# What you are asked to do
What follows is a listing. Return every line of it exactly.

# Information supplied

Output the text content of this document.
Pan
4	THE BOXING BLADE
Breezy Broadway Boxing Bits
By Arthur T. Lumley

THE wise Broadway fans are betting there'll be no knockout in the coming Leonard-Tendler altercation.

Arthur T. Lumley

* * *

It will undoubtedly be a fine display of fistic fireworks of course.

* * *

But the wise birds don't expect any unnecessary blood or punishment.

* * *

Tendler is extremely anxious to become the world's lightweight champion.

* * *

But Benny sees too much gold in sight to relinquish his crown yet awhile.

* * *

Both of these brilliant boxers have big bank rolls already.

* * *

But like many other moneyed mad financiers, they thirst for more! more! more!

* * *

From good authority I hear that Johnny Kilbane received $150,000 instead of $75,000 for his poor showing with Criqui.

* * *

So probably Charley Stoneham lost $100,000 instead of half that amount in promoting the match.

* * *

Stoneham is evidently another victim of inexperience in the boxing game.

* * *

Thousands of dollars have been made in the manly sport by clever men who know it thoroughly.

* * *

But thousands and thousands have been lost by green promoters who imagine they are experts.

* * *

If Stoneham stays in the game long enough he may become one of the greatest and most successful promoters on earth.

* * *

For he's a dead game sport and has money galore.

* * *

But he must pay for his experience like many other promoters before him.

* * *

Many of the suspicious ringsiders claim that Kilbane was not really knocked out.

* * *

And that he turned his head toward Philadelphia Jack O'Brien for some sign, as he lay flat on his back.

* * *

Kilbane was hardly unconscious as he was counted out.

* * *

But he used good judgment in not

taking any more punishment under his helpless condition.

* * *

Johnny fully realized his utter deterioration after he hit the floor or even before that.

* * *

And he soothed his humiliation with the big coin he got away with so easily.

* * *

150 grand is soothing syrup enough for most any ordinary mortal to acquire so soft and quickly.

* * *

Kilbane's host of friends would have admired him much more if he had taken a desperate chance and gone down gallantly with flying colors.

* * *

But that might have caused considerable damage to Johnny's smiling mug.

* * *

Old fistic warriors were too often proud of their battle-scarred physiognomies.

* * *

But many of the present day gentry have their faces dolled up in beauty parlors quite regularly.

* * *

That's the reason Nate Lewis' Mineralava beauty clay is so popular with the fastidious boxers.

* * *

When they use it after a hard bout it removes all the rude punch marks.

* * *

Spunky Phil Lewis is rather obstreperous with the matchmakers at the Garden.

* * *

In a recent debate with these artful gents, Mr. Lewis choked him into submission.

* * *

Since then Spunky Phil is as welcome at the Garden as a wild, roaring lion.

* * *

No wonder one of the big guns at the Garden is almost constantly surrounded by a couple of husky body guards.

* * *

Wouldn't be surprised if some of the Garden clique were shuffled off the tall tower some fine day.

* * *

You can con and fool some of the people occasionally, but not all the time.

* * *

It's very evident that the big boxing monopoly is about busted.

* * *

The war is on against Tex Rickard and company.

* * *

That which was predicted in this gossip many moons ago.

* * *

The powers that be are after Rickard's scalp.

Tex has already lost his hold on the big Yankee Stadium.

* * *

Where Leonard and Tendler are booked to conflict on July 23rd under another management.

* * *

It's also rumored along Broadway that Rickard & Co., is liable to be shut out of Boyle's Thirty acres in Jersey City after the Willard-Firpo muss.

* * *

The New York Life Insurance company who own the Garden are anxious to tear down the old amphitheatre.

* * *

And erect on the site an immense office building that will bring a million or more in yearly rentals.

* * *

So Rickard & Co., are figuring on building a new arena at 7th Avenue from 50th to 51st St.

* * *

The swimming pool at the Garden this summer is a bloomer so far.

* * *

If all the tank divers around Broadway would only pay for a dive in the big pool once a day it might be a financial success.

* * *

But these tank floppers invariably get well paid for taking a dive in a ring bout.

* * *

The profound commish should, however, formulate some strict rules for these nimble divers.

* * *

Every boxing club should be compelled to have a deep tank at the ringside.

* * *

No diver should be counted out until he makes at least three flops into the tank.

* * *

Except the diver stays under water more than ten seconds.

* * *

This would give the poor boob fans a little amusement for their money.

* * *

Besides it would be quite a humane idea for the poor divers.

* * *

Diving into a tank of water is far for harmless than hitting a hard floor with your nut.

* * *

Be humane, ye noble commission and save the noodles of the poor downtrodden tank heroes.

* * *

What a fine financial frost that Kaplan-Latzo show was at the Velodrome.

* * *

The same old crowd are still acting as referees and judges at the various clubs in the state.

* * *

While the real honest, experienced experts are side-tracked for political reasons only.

# Solution to this problem
Output the text content of this document.
Pan
4	THE BOXING BLADE
Breezy Broadway Boxing Bits
By Arthur T. Lumley

THE wise Broadway fans are betting there'll be no knockout in the coming Leonard-Tendler altercation.

Arthur T. Lumley

* * *

It will undoubtedly be a fine display of fistic fireworks of course.

* * *

But the wise birds don't expect any unnecessary blood or punishment.

* * *

Tendler is extremely anxious to become the world's lightweight champion.

* * *

But Benny sees too much gold in sight to relinquish his crown yet awhile.

* * *

Both of these brilliant boxers have big bank rolls already.

* * *

But like many other moneyed mad financiers, they thirst for more! more! more!

* * *

From good authority I hear that Johnny Kilbane received $150,000 instead of $75,000 for his poor showing with Criqui.

* * *

So probably Charley Stoneham lost $100,000 instead of half that amount in promoting the match.

* * *

Stoneham is evidently another victim of inexperience in the boxing game.

* * *

Thousands of dollars have been made in the manly sport by clever men who know it thoroughly.

* * *

But thousands and thousands have been lost by green promoters who imagine they are experts.

* * *

If Stoneham stays in the game long enough he may become one of the greatest and most successful promoters on earth.

* * *

For he's a dead game sport and has money galore.

* * *

But he must pay for his experience like many other promoters before him.

* * *

Many of the suspicious ringsiders claim that Kilbane was not really knocked out.

* * *

And that he turned his head toward Philadelphia Jack O'Brien for some sign, as he lay flat on his back.

* * *

Kilbane was hardly unconscious as he was counted out.

* * *

But he used good judgment in not

taking any more punishment under his helpless condition.

* * *

Johnny fully realized his utter deterioration after he hit the floor or even before that.

* * *

And he soothed his humiliation with the big coin he got away with so easily.

* * *

150 grand is soothing syrup enough for most any ordinary mortal to acquire so soft and quickly.

* * *

Kilbane's host of friends would have admired him much more if he had taken a desperate chance and gone down gallantly with flying colors.

* * *

But that might have caused considerable damage to Johnny's smiling mug.

* * *

Old fistic warriors were too often proud of their battle-scarred physiognomies.

* * *

But many of the present day gentry have their faces dolled up in beauty parlors quite regularly.

* * *

That's the reason Nate Lewis' Mineralava beauty clay is so popular with the fastidious boxers.

* * *

When they use it after a hard bout it removes all the rude punch marks.

* * *

Spunky Phil Lewis is rather obstreperous with the matchmakers at the Garden.

* * *

In a recent debate with these artful gents, Mr. Lewis choked him into submission.

* * *

Since then Spunky Phil is as welcome at the Garden as a wild, roaring lion.

* * *

No wonder one of the big guns at the Garden is almost constantly surrounded by a couple of husky body guards.

* * *

Wouldn't be surprised if some of the Garden clique were shuffled off the tall tower some fine day.

* * *

You can con and fool some of the people occasionally, but not all the time.

* * *

It's very evident that the big boxing monopoly is about busted.

* * *

The war is on against Tex Rickard and company.

* * *

That which was predicted in this gossip many moons ago.

* * *

The powers that be are after Rickard's scalp.

Tex has already lost his hold on the big Yankee Stadium.

* * *

Where Leonard and Tendler are booked to conflict on July 23rd under another management.

* * *

It's also rumored along Broadway that Rickard & Co., is liable to be shut out of Boyle's Thirty acres in Jersey City after the Willard-Firpo muss.

* * *

The New York Life Insurance company who own the Garden are anxious to tear down the old amphitheatre.

* * *

And erect on the site an immense office building that will bring a million or more in yearly rentals.

* * *

So Rickard & Co., are figuring on building a new arena at 7th Avenue from 50th to 51st St.

* * *

The swimming pool at the Garden this summer is a bloomer so far.

* * *

If all the tank divers around Broadway would only pay for a dive in the big pool once a day it might be a financial success.

* * *

But these tank floppers invariably get well paid for taking a dive in a ring bout.

* * *

The profound commish should, however, formulate some strict rules for these nimble divers.

* * *

Every boxing club should be compelled to have a deep tank at the ringside.

* * *

No diver should be counted out until he makes at least three flops into the tank.

* * *

Except the diver stays under water more than ten seconds.

* * *

This would give the poor boob fans a little amusement for their money.

* * *

Besides it would be quite a humane idea for the poor divers.

* * *

Diving into a tank of water is far for harmless than hitting a hard floor with your nut.

* * *

Be humane, ye noble commission and save the noodles of the poor downtrodden tank heroes.

* * *

What a fine financial frost that Kaplan-Latzo show was at the Velodrome.

* * *

The same old crowd are still acting as referees and judges at the various clubs in the state.

* * *

While the real honest, experienced experts are side-tracked for political reasons only.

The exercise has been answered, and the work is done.